Begin Supplied entries

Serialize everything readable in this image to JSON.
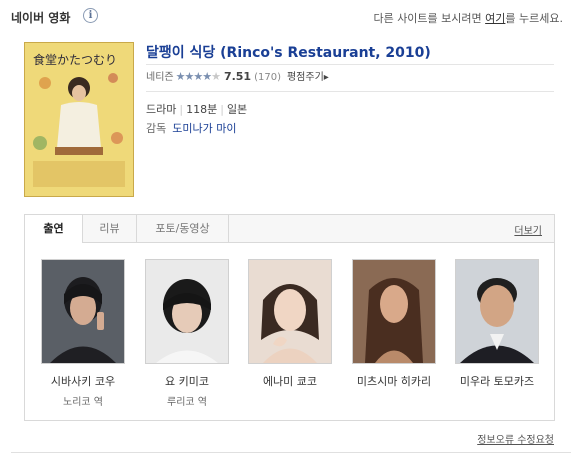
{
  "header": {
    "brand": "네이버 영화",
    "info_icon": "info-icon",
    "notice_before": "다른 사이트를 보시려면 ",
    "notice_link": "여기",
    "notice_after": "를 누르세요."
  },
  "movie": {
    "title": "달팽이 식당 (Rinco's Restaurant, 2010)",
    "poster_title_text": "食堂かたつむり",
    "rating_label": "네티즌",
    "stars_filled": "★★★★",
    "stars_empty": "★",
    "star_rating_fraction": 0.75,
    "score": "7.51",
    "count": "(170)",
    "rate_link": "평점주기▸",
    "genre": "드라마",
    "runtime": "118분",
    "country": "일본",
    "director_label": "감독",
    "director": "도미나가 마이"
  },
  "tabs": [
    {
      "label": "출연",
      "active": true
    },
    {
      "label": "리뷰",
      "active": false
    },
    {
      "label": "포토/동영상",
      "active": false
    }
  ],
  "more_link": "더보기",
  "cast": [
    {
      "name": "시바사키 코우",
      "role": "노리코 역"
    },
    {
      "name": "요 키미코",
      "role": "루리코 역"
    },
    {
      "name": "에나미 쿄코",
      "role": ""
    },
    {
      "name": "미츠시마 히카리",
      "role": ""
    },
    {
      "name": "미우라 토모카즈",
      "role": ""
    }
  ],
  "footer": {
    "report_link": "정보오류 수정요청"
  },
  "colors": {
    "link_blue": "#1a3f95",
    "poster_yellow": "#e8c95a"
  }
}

End Supplied entries

Pictures stay out of the copy; please restate every record above exactly.

Serialize everything readable in this image to JSON.
{
  "header": {
    "brand": "네이버 영화",
    "info_icon": "info-icon",
    "notice_before": "다른 사이트를 보시려면 ",
    "notice_link": "여기",
    "notice_after": "를 누르세요."
  },
  "movie": {
    "title": "달팽이 식당 (Rinco's Restaurant, 2010)",
    "poster_title_text": "食堂かたつむり",
    "rating_label": "네티즌",
    "stars_filled": "★★★★",
    "stars_empty": "★",
    "star_rating_fraction": 0.75,
    "score": "7.51",
    "count": "(170)",
    "rate_link": "평점주기▸",
    "genre": "드라마",
    "runtime": "118분",
    "country": "일본",
    "director_label": "감독",
    "director": "도미나가 마이"
  },
  "tabs": [
    {
      "label": "출연",
      "active": true
    },
    {
      "label": "리뷰",
      "active": false
    },
    {
      "label": "포토/동영상",
      "active": false
    }
  ],
  "more_link": "더보기",
  "cast": [
    {
      "name": "시바사키 코우",
      "role": "노리코 역"
    },
    {
      "name": "요 키미코",
      "role": "루리코 역"
    },
    {
      "name": "에나미 쿄코",
      "role": ""
    },
    {
      "name": "미츠시마 히카리",
      "role": ""
    },
    {
      "name": "미우라 토모카즈",
      "role": ""
    }
  ],
  "footer": {
    "report_link": "정보오류 수정요청"
  },
  "colors": {
    "link_blue": "#1a3f95",
    "poster_yellow": "#e8c95a"
  }
}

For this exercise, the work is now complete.